-- Work to complete --
Report each line of the data that has "المدرسة" somewhere in it.

-- Records for this exercise --
* begin *

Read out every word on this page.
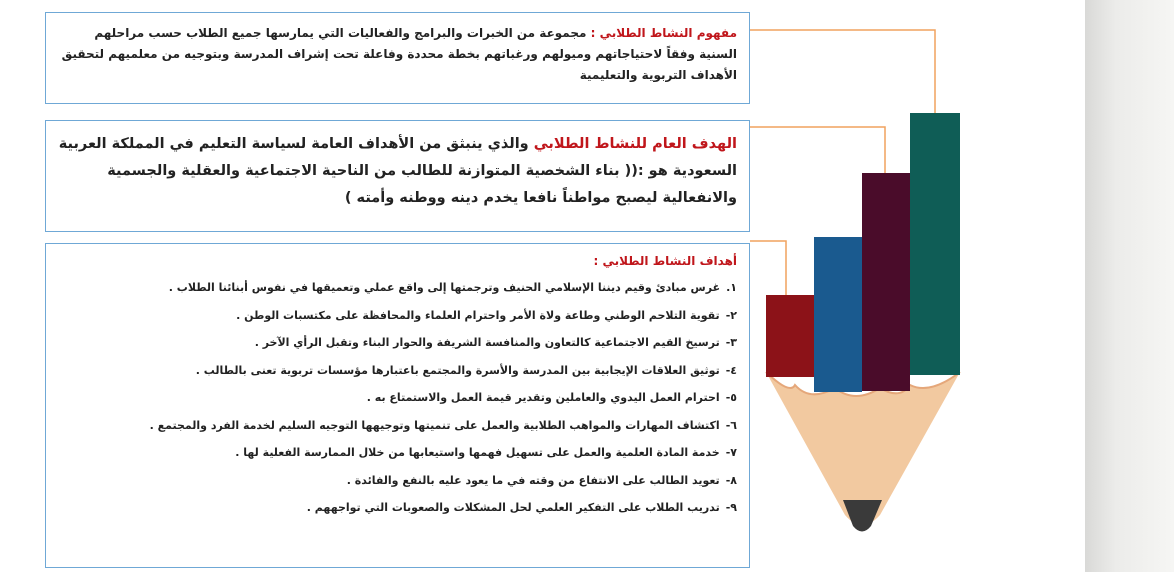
مفهوم النشاط الطلابي : مجموعة من الخبرات والبرامج والفعاليات التي يمارسها جميع الطلاب حسب مراحلهم السنية وفقاً لاحتياجاتهم وميولهم ورغباتهم بخطة محددة وفاعلة تحت إشراف المدرسة وبتوجيه من معلميهم لتحقيق الأهداف التربوية والتعليمية

الهدف العام للنشاط الطلابي والذي ينبثق من الأهداف العامة لسياسة التعليم في المملكة العربية السعودية هو :(( بناء الشخصية المتوازنة للطالب من الناحية الاجتماعية والعقلية والجسمية والانفعالية ليصبح مواطناً نافعا يخدم دينه ووطنه وأمته )

أهداف النشاط الطلابي :

١.غرس مبادئ وقيم ديننا الإسلامي الحنيف وترجمتها إلى واقع عملي وتعميقها في نفوس أبنائنا الطلاب .

٢-تقوية التلاحم الوطني وطاعة ولاة الأمر واحترام العلماء والمحافظة على مكتسبات الوطن .

٣-ترسيخ القيم الاجتماعية كالتعاون والمنافسة الشريفة والحوار البناء وتقبل الرأي الآخر .

٤-توثيق العلاقات الإيجابية بين المدرسة والأسرة والمجتمع باعتبارها مؤسسات تربوية تعنى بالطالب .

٥-احترام العمل اليدوي والعاملين وتقدير قيمة العمل والاستمتاع به .

٦-اكتشاف المهارات والمواهب الطلابية والعمل على تنميتها وتوجيهها التوجيه السليم لخدمة الفرد والمجتمع .

٧-خدمة المادة العلمية والعمل على تسهيل فهمها واستيعابها من خلال الممارسة الفعلية لها .

٨-تعويد الطالب على الانتفاع من وقته في ما يعود عليه بالنفع والفائدة .

٩-تدريب الطلاب على التفكير العلمي لحل المشكلات والصعوبات التي تواجههم .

* end *

-- Problem solution --
مفهوم النشاط الطلابي : مجموعة من الخبرات والبرامج والفعاليات التي يمارسها جميع الطلاب حسب مراحلهم السنية وفقاً لاحتياجاتهم وميولهم ورغباتهم بخطة محددة وفاعلة تحت إشراف المدرسة وبتوجيه من معلميهم لتحقيق الأهداف التربوية والتعليمية
٤-توثيق العلاقات الإيجابية بين المدرسة والأسرة والمجتمع باعتبارها مؤسسات تربوية تعنى بالطالب .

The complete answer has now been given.